### Your objective:
Nothing in the records may be left out or altered; reproduce them all exactly.

### Rows:
● ● ● ● ● ● ●
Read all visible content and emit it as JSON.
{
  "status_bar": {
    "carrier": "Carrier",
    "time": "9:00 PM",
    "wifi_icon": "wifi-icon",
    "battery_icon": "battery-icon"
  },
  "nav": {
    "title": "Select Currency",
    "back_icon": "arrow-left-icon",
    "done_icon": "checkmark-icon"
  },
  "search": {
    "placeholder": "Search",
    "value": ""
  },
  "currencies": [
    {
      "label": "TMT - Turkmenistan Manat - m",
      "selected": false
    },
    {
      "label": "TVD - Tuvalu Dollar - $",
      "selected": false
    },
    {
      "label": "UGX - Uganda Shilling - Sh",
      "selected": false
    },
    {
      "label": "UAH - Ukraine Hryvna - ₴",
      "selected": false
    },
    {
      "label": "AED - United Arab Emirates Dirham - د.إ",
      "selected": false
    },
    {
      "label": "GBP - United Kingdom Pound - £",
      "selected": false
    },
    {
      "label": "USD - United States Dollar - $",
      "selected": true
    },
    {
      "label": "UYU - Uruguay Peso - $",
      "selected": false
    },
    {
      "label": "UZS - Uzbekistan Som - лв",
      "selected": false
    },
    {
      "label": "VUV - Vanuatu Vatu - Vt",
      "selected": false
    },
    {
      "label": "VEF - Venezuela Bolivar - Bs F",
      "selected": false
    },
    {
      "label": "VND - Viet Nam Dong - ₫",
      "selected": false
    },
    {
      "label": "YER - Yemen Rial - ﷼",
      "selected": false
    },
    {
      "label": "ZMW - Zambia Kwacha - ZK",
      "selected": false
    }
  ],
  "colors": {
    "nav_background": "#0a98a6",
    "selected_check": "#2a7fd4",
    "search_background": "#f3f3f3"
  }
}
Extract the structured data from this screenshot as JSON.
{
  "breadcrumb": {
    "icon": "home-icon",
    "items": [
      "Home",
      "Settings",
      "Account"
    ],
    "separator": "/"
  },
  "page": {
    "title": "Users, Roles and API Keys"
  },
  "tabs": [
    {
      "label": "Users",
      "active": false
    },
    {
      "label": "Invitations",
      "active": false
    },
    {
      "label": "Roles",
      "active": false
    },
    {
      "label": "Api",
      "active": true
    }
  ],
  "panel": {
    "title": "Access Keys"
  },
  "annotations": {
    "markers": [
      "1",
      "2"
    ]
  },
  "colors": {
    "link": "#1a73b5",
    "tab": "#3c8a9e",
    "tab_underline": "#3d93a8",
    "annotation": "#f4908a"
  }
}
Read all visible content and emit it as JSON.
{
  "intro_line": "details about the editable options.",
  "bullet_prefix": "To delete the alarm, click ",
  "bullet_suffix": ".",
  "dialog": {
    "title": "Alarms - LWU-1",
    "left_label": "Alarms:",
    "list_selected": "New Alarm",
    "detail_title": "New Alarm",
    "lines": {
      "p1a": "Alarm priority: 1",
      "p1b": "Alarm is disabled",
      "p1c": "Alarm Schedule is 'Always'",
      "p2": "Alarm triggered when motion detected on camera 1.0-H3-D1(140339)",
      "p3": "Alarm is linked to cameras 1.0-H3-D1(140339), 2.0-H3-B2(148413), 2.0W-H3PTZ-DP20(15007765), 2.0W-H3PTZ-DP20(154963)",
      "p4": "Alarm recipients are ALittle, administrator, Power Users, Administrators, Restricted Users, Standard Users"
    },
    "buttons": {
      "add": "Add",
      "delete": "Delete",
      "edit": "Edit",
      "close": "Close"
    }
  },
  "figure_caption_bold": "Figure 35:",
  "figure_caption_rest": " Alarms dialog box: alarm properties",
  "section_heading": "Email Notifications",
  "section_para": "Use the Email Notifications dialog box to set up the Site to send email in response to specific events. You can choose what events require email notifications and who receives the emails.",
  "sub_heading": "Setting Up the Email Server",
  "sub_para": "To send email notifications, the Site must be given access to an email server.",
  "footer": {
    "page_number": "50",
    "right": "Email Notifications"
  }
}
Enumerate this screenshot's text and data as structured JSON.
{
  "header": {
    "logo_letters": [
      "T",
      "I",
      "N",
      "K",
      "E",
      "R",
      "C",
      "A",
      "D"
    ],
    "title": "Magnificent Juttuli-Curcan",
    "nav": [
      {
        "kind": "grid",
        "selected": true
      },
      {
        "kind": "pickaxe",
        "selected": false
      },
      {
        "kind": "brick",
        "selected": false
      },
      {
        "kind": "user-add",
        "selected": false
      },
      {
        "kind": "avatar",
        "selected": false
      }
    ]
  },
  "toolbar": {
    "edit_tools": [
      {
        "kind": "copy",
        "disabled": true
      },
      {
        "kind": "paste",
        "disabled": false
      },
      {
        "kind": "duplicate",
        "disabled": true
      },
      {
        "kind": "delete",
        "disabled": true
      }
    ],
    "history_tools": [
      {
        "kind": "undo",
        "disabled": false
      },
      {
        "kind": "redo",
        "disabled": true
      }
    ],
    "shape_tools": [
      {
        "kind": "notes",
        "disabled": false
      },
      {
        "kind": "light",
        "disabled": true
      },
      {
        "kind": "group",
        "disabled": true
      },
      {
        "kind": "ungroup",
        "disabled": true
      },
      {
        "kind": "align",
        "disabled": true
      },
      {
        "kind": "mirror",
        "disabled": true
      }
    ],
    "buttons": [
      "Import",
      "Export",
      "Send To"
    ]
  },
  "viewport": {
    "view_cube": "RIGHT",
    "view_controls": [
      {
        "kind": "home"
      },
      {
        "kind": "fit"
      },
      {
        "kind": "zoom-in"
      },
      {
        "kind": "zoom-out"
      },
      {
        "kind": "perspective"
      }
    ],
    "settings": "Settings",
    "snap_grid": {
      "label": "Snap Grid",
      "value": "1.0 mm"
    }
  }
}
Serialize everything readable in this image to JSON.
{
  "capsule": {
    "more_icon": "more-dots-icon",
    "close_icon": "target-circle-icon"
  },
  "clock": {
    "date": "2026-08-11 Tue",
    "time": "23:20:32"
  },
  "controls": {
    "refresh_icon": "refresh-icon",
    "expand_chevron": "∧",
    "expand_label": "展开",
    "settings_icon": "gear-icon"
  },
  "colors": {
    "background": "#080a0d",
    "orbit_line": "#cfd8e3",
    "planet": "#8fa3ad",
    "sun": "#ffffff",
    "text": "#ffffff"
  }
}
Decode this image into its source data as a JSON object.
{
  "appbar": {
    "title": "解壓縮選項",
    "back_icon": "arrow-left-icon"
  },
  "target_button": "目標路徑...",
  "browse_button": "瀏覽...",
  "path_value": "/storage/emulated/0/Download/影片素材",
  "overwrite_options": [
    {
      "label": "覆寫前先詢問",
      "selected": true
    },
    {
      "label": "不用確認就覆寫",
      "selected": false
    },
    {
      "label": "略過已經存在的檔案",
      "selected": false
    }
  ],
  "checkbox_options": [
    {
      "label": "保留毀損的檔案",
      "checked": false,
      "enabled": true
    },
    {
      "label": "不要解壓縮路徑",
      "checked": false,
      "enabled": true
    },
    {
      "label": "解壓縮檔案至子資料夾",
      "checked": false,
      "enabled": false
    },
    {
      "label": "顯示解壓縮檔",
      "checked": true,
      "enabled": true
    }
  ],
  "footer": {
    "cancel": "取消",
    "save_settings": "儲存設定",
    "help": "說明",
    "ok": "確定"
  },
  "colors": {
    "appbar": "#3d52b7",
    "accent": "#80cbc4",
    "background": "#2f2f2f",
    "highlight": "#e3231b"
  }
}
● ● ● ● ● ● ●
### Correct answer:
Read all visible content and emit it as JSON.
{
  "status_bar": {
    "carrier": "Carrier",
    "time": "9:00 PM",
    "wifi_icon": "wifi-icon",
    "battery_icon": "battery-icon"
  },
  "nav": {
    "title": "Select Currency",
    "back_icon": "arrow-left-icon",
    "done_icon": "checkmark-icon"
  },
  "search": {
    "placeholder": "Search",
    "value": ""
  },
  "currencies": [
    {
      "label": "TMT - Turkmenistan Manat - m",
      "selected": false
    },
    {
      "label": "TVD - Tuvalu Dollar - $",
      "selected": false
    },
    {
      "label": "UGX - Uganda Shilling - Sh",
      "selected": false
    },
    {
      "label": "UAH - Ukraine Hryvna - ₴",
      "selected": false
    },
    {
      "label": "AED - United Arab Emirates Dirham - د.إ",
      "selected": false
    },
    {
      "label": "GBP - United Kingdom Pound - £",
      "selected": false
    },
    {
      "label": "USD - United States Dollar - $",
      "selected": true
    },
    {
      "label": "UYU - Uruguay Peso - $",
      "selected": false
    },
    {
      "label": "UZS - Uzbekistan Som - лв",
      "selected": false
    },
    {
      "label": "VUV - Vanuatu Vatu - Vt",
      "selected": false
    },
    {
      "label": "VEF - Venezuela Bolivar - Bs F",
      "selected": false
    },
    {
      "label": "VND - Viet Nam Dong - ₫",
      "selected": false
    },
    {
      "label": "YER - Yemen Rial - ﷼",
      "selected": false
    },
    {
      "label": "ZMW - Zambia Kwacha - ZK",
      "selected": false
    }
  ],
  "colors": {
    "nav_background": "#0a98a6",
    "selected_check": "#2a7fd4",
    "search_background": "#f3f3f3"
  }
}
Extract the structured data from this screenshot as JSON.
{
  "breadcrumb": {
    "icon": "home-icon",
    "items": [
      "Home",
      "Settings",
      "Account"
    ],
    "separator": "/"
  },
  "page": {
    "title": "Users, Roles and API Keys"
  },
  "tabs": [
    {
      "label": "Users",
      "active": false
    },
    {
      "label": "Invitations",
      "active": false
    },
    {
      "label": "Roles",
      "active": false
    },
    {
      "label": "Api",
      "active": true
    }
  ],
  "panel": {
    "title": "Access Keys"
  },
  "annotations": {
    "markers": [
      "1",
      "2"
    ]
  },
  "colors": {
    "link": "#1a73b5",
    "tab": "#3c8a9e",
    "tab_underline": "#3d93a8",
    "annotation": "#f4908a"
  }
}
Read all visible content and emit it as JSON.
{
  "intro_line": "details about the editable options.",
  "bullet_prefix": "To delete the alarm, click ",
  "bullet_suffix": ".",
  "dialog": {
    "title": "Alarms - LWU-1",
    "left_label": "Alarms:",
    "list_selected": "New Alarm",
    "detail_title": "New Alarm",
    "lines": {
      "p1a": "Alarm priority: 1",
      "p1b": "Alarm is disabled",
      "p1c": "Alarm Schedule is 'Always'",
      "p2": "Alarm triggered when motion detected on camera 1.0-H3-D1(140339)",
      "p3": "Alarm is linked to cameras 1.0-H3-D1(140339), 2.0-H3-B2(148413), 2.0W-H3PTZ-DP20(15007765), 2.0W-H3PTZ-DP20(154963)",
      "p4": "Alarm recipients are ALittle, administrator, Power Users, Administrators, Restricted Users, Standard Users"
    },
    "buttons": {
      "add": "Add",
      "delete": "Delete",
      "edit": "Edit",
      "close": "Close"
    }
  },
  "figure_caption_bold": "Figure 35:",
  "figure_caption_rest": " Alarms dialog box: alarm properties",
  "section_heading": "Email Notifications",
  "section_para": "Use the Email Notifications dialog box to set up the Site to send email in response to specific events. You can choose what events require email notifications and who receives the emails.",
  "sub_heading": "Setting Up the Email Server",
  "sub_para": "To send email notifications, the Site must be given access to an email server.",
  "footer": {
    "page_number": "50",
    "right": "Email Notifications"
  }
}
Enumerate this screenshot's text and data as structured JSON.
{
  "header": {
    "logo_letters": [
      "T",
      "I",
      "N",
      "K",
      "E",
      "R",
      "C",
      "A",
      "D"
    ],
    "title": "Magnificent Juttuli-Curcan",
    "nav": [
      {
        "kind": "grid",
        "selected": true
      },
      {
        "kind": "pickaxe",
        "selected": false
      },
      {
        "kind": "brick",
        "selected": false
      },
      {
        "kind": "user-add",
        "selected": false
      },
      {
        "kind": "avatar",
        "selected": false
      }
    ]
  },
  "toolbar": {
    "edit_tools": [
      {
        "kind": "copy",
        "disabled": true
      },
      {
        "kind": "paste",
        "disabled": false
      },
      {
        "kind": "duplicate",
        "disabled": true
      },
      {
        "kind": "delete",
        "disabled": true
      }
    ],
    "history_tools": [
      {
        "kind": "undo",
        "disabled": false
      },
      {
        "kind": "redo",
        "disabled": true
      }
    ],
    "shape_tools": [
      {
        "kind": "notes",
        "disabled": false
      },
      {
        "kind": "light",
        "disabled": true
      },
      {
        "kind": "group",
        "disabled": true
      },
      {
        "kind": "ungroup",
        "disabled": true
      },
      {
        "kind": "align",
        "disabled": true
      },
      {
        "kind": "mirror",
        "disabled": true
      }
    ],
    "buttons": [
      "Import",
      "Export",
      "Send To"
    ]
  },
  "viewport": {
    "view_cube": "RIGHT",
    "view_controls": [
      {
        "kind": "home"
      },
      {
        "kind": "fit"
      },
      {
        "kind": "zoom-in"
      },
      {
        "kind": "zoom-out"
      },
      {
        "kind": "perspective"
      }
    ],
    "settings": "Settings",
    "snap_grid": {
      "label": "Snap Grid",
      "value": "1.0 mm"
    }
  }
}
Serialize everything readable in this image to JSON.
{
  "capsule": {
    "more_icon": "more-dots-icon",
    "close_icon": "target-circle-icon"
  },
  "clock": {
    "date": "2026-08-11 Tue",
    "time": "23:20:32"
  },
  "controls": {
    "refresh_icon": "refresh-icon",
    "expand_chevron": "∧",
    "expand_label": "展开",
    "settings_icon": "gear-icon"
  },
  "colors": {
    "background": "#080a0d",
    "orbit_line": "#cfd8e3",
    "planet": "#8fa3ad",
    "sun": "#ffffff",
    "text": "#ffffff"
  }
}
Decode this image into its source data as a JSON object.
{
  "appbar": {
    "title": "解壓縮選項",
    "back_icon": "arrow-left-icon"
  },
  "target_button": "目標路徑...",
  "browse_button": "瀏覽...",
  "path_value": "/storage/emulated/0/Download/影片素材",
  "overwrite_options": [
    {
      "label": "覆寫前先詢問",
      "selected": true
    },
    {
      "label": "不用確認就覆寫",
      "selected": false
    },
    {
      "label": "略過已經存在的檔案",
      "selected": false
    }
  ],
  "checkbox_options": [
    {
      "label": "保留毀損的檔案",
      "checked": false,
      "enabled": true
    },
    {
      "label": "不要解壓縮路徑",
      "checked": false,
      "enabled": true
    },
    {
      "label": "解壓縮檔案至子資料夾",
      "checked": false,
      "enabled": false
    },
    {
      "label": "顯示解壓縮檔",
      "checked": true,
      "enabled": true
    }
  ],
  "footer": {
    "cancel": "取消",
    "save_settings": "儲存設定",
    "help": "說明",
    "ok": "確定"
  },
  "colors": {
    "appbar": "#3d52b7",
    "accent": "#80cbc4",
    "background": "#2f2f2f",
    "highlight": "#e3231b"
  }
}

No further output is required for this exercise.